DIRECTION:
The records below must be retyped exactly.

Figure dataset records:
--- start ---

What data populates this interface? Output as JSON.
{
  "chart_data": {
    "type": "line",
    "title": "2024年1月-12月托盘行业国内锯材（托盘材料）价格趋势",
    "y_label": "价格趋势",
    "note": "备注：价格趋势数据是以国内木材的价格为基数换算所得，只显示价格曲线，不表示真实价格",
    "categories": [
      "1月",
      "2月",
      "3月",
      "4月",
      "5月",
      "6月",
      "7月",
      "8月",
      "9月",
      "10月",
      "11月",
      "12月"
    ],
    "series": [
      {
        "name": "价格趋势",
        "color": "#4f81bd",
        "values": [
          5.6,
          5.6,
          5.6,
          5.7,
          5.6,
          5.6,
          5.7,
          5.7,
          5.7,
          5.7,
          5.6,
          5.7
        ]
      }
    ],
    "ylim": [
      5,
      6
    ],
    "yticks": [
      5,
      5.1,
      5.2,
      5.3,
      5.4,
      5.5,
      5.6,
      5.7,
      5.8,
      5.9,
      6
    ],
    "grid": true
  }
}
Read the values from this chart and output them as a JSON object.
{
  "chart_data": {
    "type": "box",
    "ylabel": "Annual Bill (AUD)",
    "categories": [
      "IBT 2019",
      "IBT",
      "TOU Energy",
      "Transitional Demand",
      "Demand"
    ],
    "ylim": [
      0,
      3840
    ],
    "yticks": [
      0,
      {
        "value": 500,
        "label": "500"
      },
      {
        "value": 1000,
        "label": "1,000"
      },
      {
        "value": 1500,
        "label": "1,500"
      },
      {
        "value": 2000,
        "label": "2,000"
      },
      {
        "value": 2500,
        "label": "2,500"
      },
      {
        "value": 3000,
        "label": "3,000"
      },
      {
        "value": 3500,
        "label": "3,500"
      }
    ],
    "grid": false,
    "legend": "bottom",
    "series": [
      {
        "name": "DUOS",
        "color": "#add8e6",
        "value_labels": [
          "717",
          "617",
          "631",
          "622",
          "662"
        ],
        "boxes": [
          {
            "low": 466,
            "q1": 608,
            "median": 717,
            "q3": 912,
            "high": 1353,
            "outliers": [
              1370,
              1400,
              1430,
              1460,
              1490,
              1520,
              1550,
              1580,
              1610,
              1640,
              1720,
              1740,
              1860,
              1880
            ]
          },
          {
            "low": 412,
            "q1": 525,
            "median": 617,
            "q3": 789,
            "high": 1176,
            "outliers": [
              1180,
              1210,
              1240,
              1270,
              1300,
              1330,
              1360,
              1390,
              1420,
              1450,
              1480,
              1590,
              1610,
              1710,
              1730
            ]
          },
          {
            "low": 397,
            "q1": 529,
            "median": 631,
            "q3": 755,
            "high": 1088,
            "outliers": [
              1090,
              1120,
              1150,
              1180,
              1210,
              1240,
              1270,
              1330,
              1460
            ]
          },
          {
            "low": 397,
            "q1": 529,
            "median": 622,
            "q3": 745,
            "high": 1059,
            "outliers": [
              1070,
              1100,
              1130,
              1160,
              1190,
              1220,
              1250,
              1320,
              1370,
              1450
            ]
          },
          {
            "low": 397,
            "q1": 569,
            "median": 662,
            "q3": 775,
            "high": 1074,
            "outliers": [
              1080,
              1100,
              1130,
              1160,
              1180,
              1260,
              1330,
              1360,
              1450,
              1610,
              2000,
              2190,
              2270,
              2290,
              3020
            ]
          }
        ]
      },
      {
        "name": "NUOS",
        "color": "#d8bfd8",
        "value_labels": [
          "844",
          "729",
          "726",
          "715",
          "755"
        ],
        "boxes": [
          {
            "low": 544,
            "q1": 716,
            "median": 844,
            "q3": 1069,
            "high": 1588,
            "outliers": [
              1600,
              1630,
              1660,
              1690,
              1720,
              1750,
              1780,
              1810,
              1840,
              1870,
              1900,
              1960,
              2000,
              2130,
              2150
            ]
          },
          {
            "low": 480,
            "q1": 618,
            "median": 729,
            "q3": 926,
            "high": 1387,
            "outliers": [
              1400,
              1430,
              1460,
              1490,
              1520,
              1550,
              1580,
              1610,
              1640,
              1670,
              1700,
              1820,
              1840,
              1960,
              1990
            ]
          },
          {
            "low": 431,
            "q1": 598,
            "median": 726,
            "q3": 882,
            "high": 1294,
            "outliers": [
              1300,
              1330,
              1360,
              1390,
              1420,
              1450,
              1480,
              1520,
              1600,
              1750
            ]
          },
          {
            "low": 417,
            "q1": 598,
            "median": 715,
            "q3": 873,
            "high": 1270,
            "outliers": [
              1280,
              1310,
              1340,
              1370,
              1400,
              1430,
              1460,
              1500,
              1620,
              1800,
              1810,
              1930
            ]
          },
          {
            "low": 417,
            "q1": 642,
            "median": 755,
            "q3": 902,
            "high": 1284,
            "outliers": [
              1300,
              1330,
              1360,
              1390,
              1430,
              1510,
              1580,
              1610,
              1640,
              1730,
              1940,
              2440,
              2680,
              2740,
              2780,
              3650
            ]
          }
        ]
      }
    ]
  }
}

--- end ---

RESPONSE FOR THIS EXERCISE:
What data populates this interface? Output as JSON.
{
  "chart_data": {
    "type": "line",
    "title": "2024年1月-12月托盘行业国内锯材（托盘材料）价格趋势",
    "y_label": "价格趋势",
    "note": "备注：价格趋势数据是以国内木材的价格为基数换算所得，只显示价格曲线，不表示真实价格",
    "categories": [
      "1月",
      "2月",
      "3月",
      "4月",
      "5月",
      "6月",
      "7月",
      "8月",
      "9月",
      "10月",
      "11月",
      "12月"
    ],
    "series": [
      {
        "name": "价格趋势",
        "color": "#4f81bd",
        "values": [
          5.6,
          5.6,
          5.6,
          5.7,
          5.6,
          5.6,
          5.7,
          5.7,
          5.7,
          5.7,
          5.6,
          5.7
        ]
      }
    ],
    "ylim": [
      5,
      6
    ],
    "yticks": [
      5,
      5.1,
      5.2,
      5.3,
      5.4,
      5.5,
      5.6,
      5.7,
      5.8,
      5.9,
      6
    ],
    "grid": true
  }
}
Read the values from this chart and output them as a JSON object.
{
  "chart_data": {
    "type": "box",
    "ylabel": "Annual Bill (AUD)",
    "categories": [
      "IBT 2019",
      "IBT",
      "TOU Energy",
      "Transitional Demand",
      "Demand"
    ],
    "ylim": [
      0,
      3840
    ],
    "yticks": [
      0,
      {
        "value": 500,
        "label": "500"
      },
      {
        "value": 1000,
        "label": "1,000"
      },
      {
        "value": 1500,
        "label": "1,500"
      },
      {
        "value": 2000,
        "label": "2,000"
      },
      {
        "value": 2500,
        "label": "2,500"
      },
      {
        "value": 3000,
        "label": "3,000"
      },
      {
        "value": 3500,
        "label": "3,500"
      }
    ],
    "grid": false,
    "legend": "bottom",
    "series": [
      {
        "name": "DUOS",
        "color": "#add8e6",
        "value_labels": [
          "717",
          "617",
          "631",
          "622",
          "662"
        ],
        "boxes": [
          {
            "low": 466,
            "q1": 608,
            "median": 717,
            "q3": 912,
            "high": 1353,
            "outliers": [
              1370,
              1400,
              1430,
              1460,
              1490,
              1520,
              1550,
              1580,
              1610,
              1640,
              1720,
              1740,
              1860,
              1880
            ]
          },
          {
            "low": 412,
            "q1": 525,
            "median": 617,
            "q3": 789,
            "high": 1176,
            "outliers": [
              1180,
              1210,
              1240,
              1270,
              1300,
              1330,
              1360,
              1390,
              1420,
              1450,
              1480,
              1590,
              1610,
              1710,
              1730
            ]
          },
          {
            "low": 397,
            "q1": 529,
            "median": 631,
            "q3": 755,
            "high": 1088,
            "outliers": [
              1090,
              1120,
              1150,
              1180,
              1210,
              1240,
              1270,
              1330,
              1460
            ]
          },
          {
            "low": 397,
            "q1": 529,
            "median": 622,
            "q3": 745,
            "high": 1059,
            "outliers": [
              1070,
              1100,
              1130,
              1160,
              1190,
              1220,
              1250,
              1320,
              1370,
              1450
            ]
          },
          {
            "low": 397,
            "q1": 569,
            "median": 662,
            "q3": 775,
            "high": 1074,
            "outliers": [
              1080,
              1100,
              1130,
              1160,
              1180,
              1260,
              1330,
              1360,
              1450,
              1610,
              2000,
              2190,
              2270,
              2290,
              3020
            ]
          }
        ]
      },
      {
        "name": "NUOS",
        "color": "#d8bfd8",
        "value_labels": [
          "844",
          "729",
          "726",
          "715",
          "755"
        ],
        "boxes": [
          {
            "low": 544,
            "q1": 716,
            "median": 844,
            "q3": 1069,
            "high": 1588,
            "outliers": [
              1600,
              1630,
              1660,
              1690,
              1720,
              1750,
              1780,
              1810,
              1840,
              1870,
              1900,
              1960,
              2000,
              2130,
              2150
            ]
          },
          {
            "low": 480,
            "q1": 618,
            "median": 729,
            "q3": 926,
            "high": 1387,
            "outliers": [
              1400,
              1430,
              1460,
              1490,
              1520,
              1550,
              1580,
              1610,
              1640,
              1670,
              1700,
              1820,
              1840,
              1960,
              1990
            ]
          },
          {
            "low": 431,
            "q1": 598,
            "median": 726,
            "q3": 882,
            "high": 1294,
            "outliers": [
              1300,
              1330,
              1360,
              1390,
              1420,
              1450,
              1480,
              1520,
              1600,
              1750
            ]
          },
          {
            "low": 417,
            "q1": 598,
            "median": 715,
            "q3": 873,
            "high": 1270,
            "outliers": [
              1280,
              1310,
              1340,
              1370,
              1400,
              1430,
              1460,
              1500,
              1620,
              1800,
              1810,
              1930
            ]
          },
          {
            "low": 417,
            "q1": 642,
            "median": 755,
            "q3": 902,
            "high": 1284,
            "outliers": [
              1300,
              1330,
              1360,
              1390,
              1430,
              1510,
              1580,
              1610,
              1640,
              1730,
              1940,
              2440,
              2680,
              2740,
              2780,
              3650
            ]
          }
        ]
      }
    ]
  }
}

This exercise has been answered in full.